** EXERCISE BRIEF **
Take the data below and write it out exactly, except for the pictures.

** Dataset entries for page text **
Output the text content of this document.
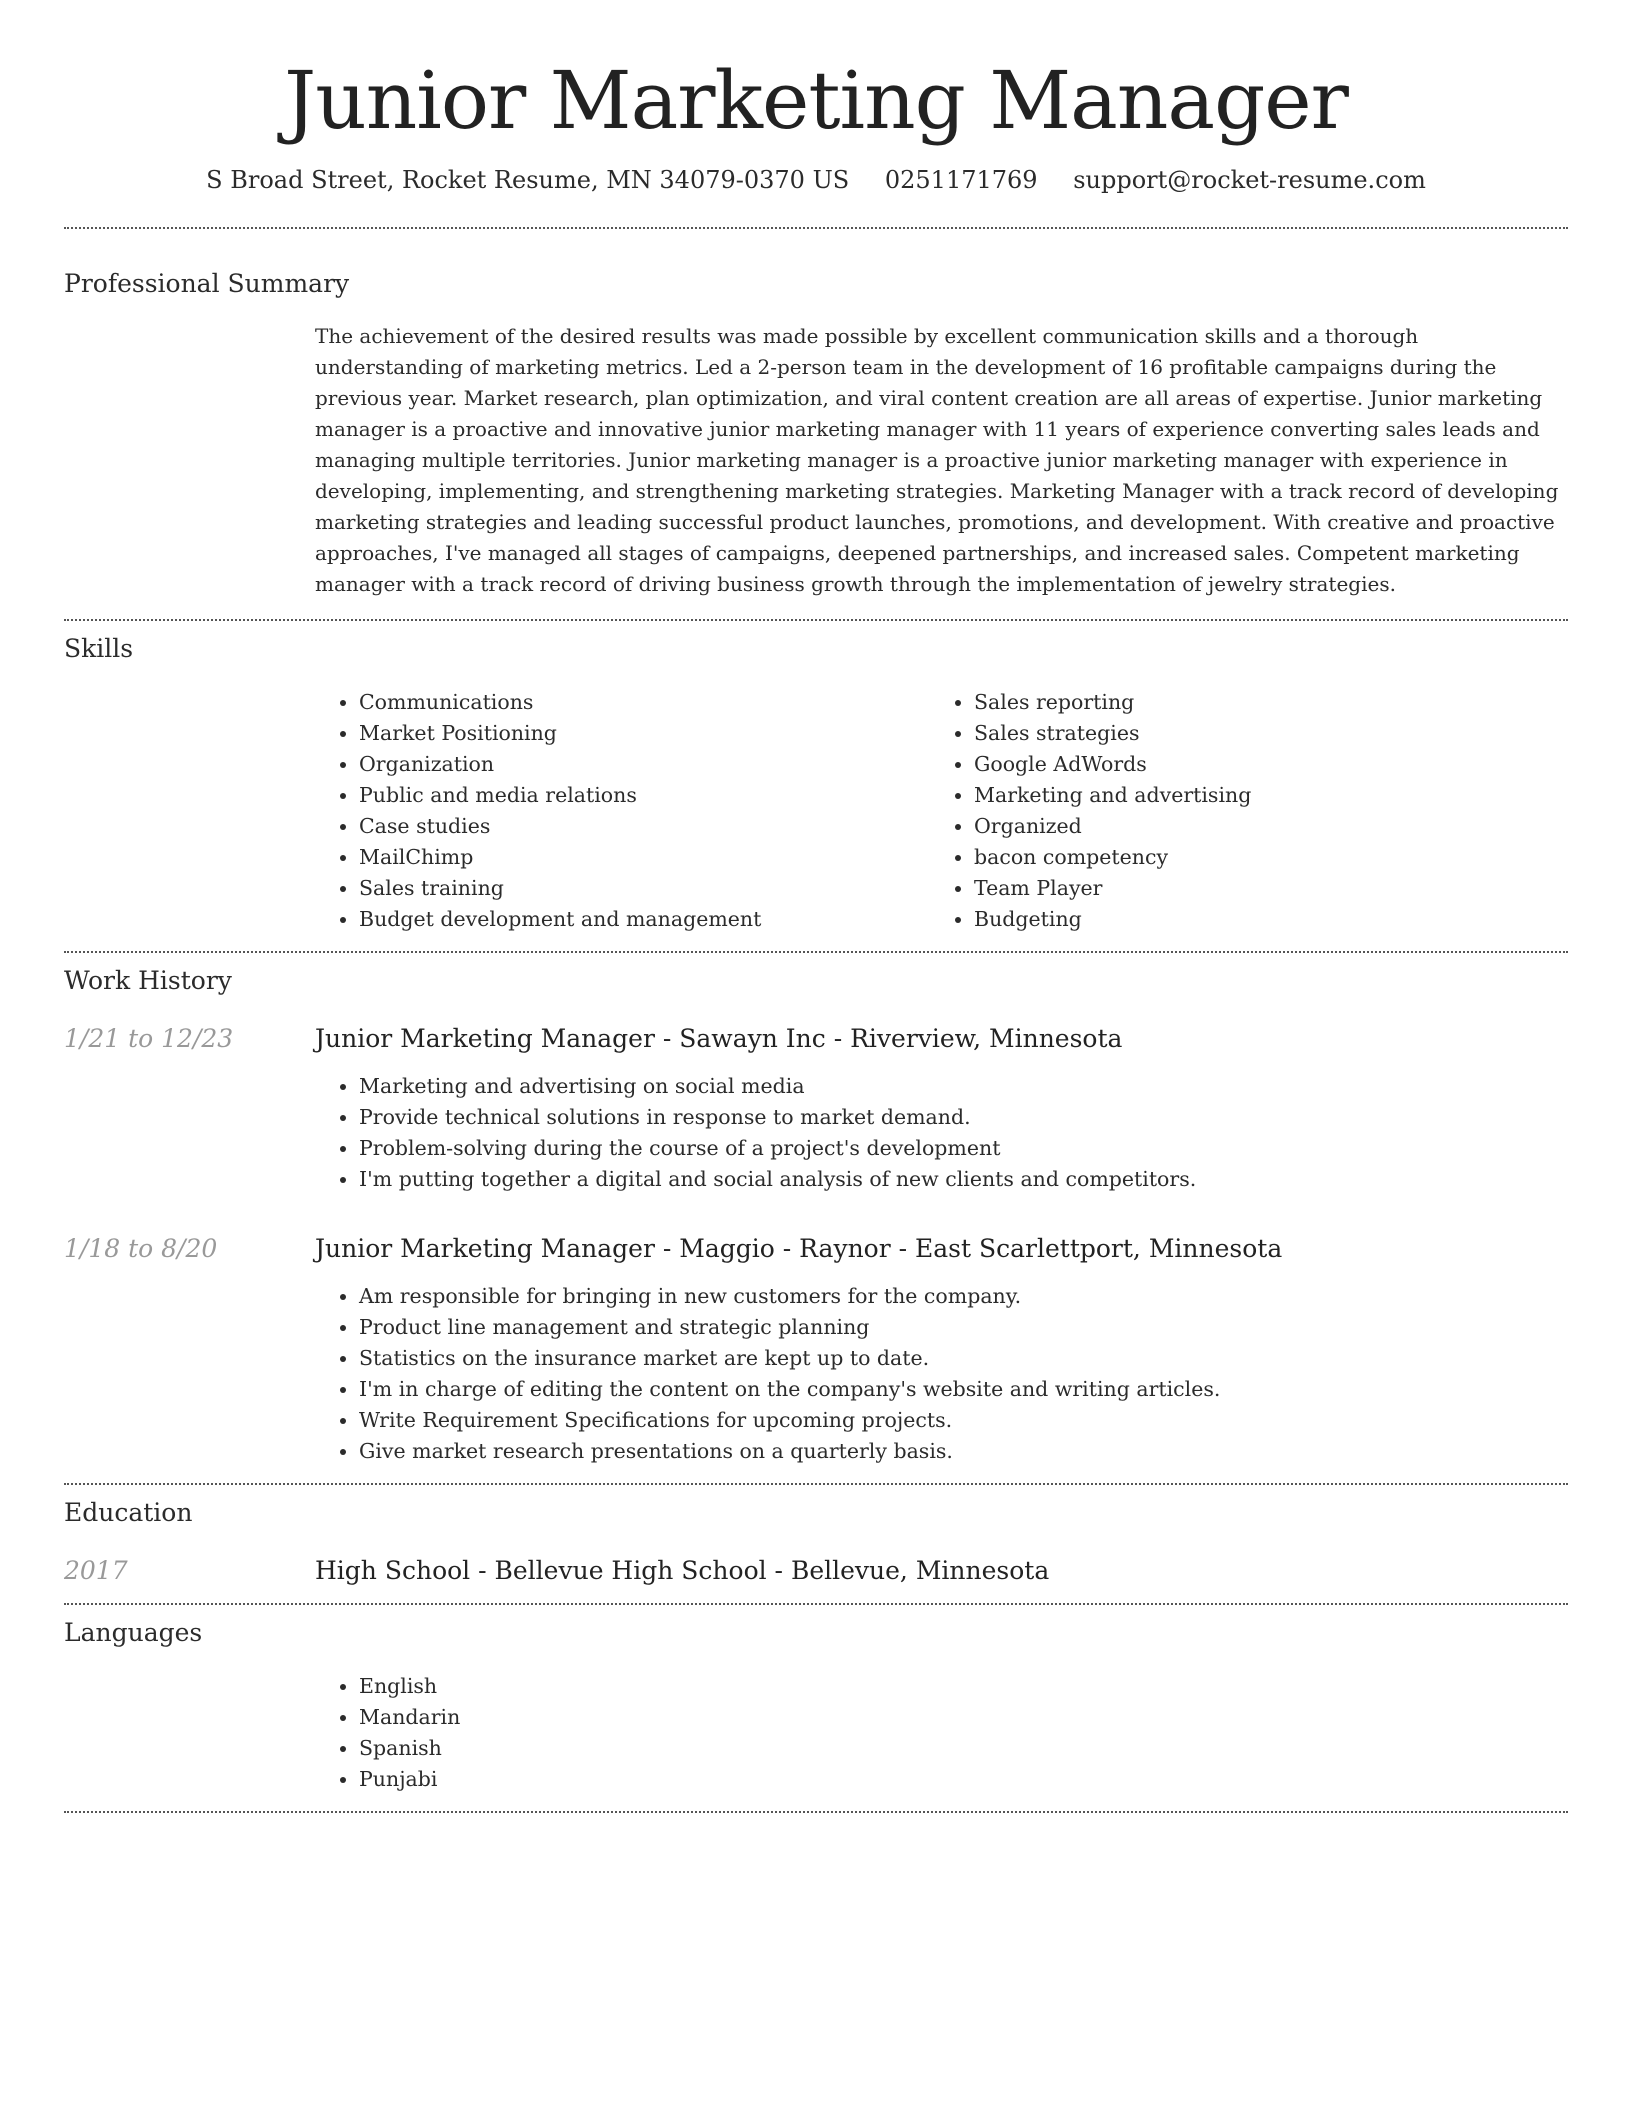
Junior Marketing Manager
S Broad Street, Rocket Resume, MN 34079-0370 US 0251171769 support@rocket-resume.com
Professional Summary

The achievement of the desired results was made possible by excellent communication skills and a thorough understanding of marketing metrics. Led a 2-person team in the development of 16 profitable campaigns during the previous year. Market research, plan optimization, and viral content creation are all areas of expertise. Junior marketing manager is a proactive and innovative junior marketing manager with 11 years of experience converting sales leads and managing multiple territories. Junior marketing manager is a proactive junior marketing manager with experience in developing, implementing, and strengthening marketing strategies. Marketing Manager with a track record of developing marketing strategies and leading successful product launches, promotions, and development. With creative and proactive approaches, I've managed all stages of campaigns, deepened partnerships, and increased sales. Competent marketing manager with a track record of driving business growth through the implementation of jewelry strategies.

Skills
• Communications
• Market Positioning
• Organization
• Public and media relations
• Case studies
• MailChimp
• Sales training
• Budget development and management
• Sales reporting
• Sales strategies
• Google AdWords
• Marketing and advertising
• Organized
• bacon competency
• Team Player
• Budgeting
Work History
1/21 to 12/23	Junior Marketing Manager - Sawayn Inc - Riverview, Minnesota
• Marketing and advertising on social media
• Provide technical solutions in response to market demand.
• Problem-solving during the course of a project's development
• I'm putting together a digital and social analysis of new clients and competitors.
1/18 to 8/20	Junior Marketing Manager - Maggio - Raynor - East Scarlettport, Minnesota
• Am responsible for bringing in new customers for the company.
• Product line management and strategic planning
• Statistics on the insurance market are kept up to date.
• I'm in charge of editing the content on the company's website and writing articles.
• Write Requirement Specifications for upcoming projects.
• Give market research presentations on a quarterly basis.
Education
2017	High School - Bellevue High School - Bellevue, Minnesota
Languages
• English
• Mandarin
• Spanish
• Punjabi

** PROBLEM SOLUTION **
Output the text content of this document.
Junior Marketing Manager
S Broad Street, Rocket Resume, MN 34079-0370 US 0251171769 support@rocket-resume.com
Professional Summary

The achievement of the desired results was made possible by excellent communication skills and a thorough understanding of marketing metrics. Led a 2-person team in the development of 16 profitable campaigns during the previous year. Market research, plan optimization, and viral content creation are all areas of expertise. Junior marketing manager is a proactive and innovative junior marketing manager with 11 years of experience converting sales leads and managing multiple territories. Junior marketing manager is a proactive junior marketing manager with experience in developing, implementing, and strengthening marketing strategies. Marketing Manager with a track record of developing marketing strategies and leading successful product launches, promotions, and development. With creative and proactive approaches, I've managed all stages of campaigns, deepened partnerships, and increased sales. Competent marketing manager with a track record of driving business growth through the implementation of jewelry strategies.

Skills
• Communications
• Market Positioning
• Organization
• Public and media relations
• Case studies
• MailChimp
• Sales training
• Budget development and management
• Sales reporting
• Sales strategies
• Google AdWords
• Marketing and advertising
• Organized
• bacon competency
• Team Player
• Budgeting
Work History
1/21 to 12/23	Junior Marketing Manager - Sawayn Inc - Riverview, Minnesota
• Marketing and advertising on social media
• Provide technical solutions in response to market demand.
• Problem-solving during the course of a project's development
• I'm putting together a digital and social analysis of new clients and competitors.
1/18 to 8/20	Junior Marketing Manager - Maggio - Raynor - East Scarlettport, Minnesota
• Am responsible for bringing in new customers for the company.
• Product line management and strategic planning
• Statistics on the insurance market are kept up to date.
• I'm in charge of editing the content on the company's website and writing articles.
• Write Requirement Specifications for upcoming projects.
• Give market research presentations on a quarterly basis.
Education
2017	High School - Bellevue High School - Bellevue, Minnesota
Languages
• English
• Mandarin
• Spanish
• Punjabi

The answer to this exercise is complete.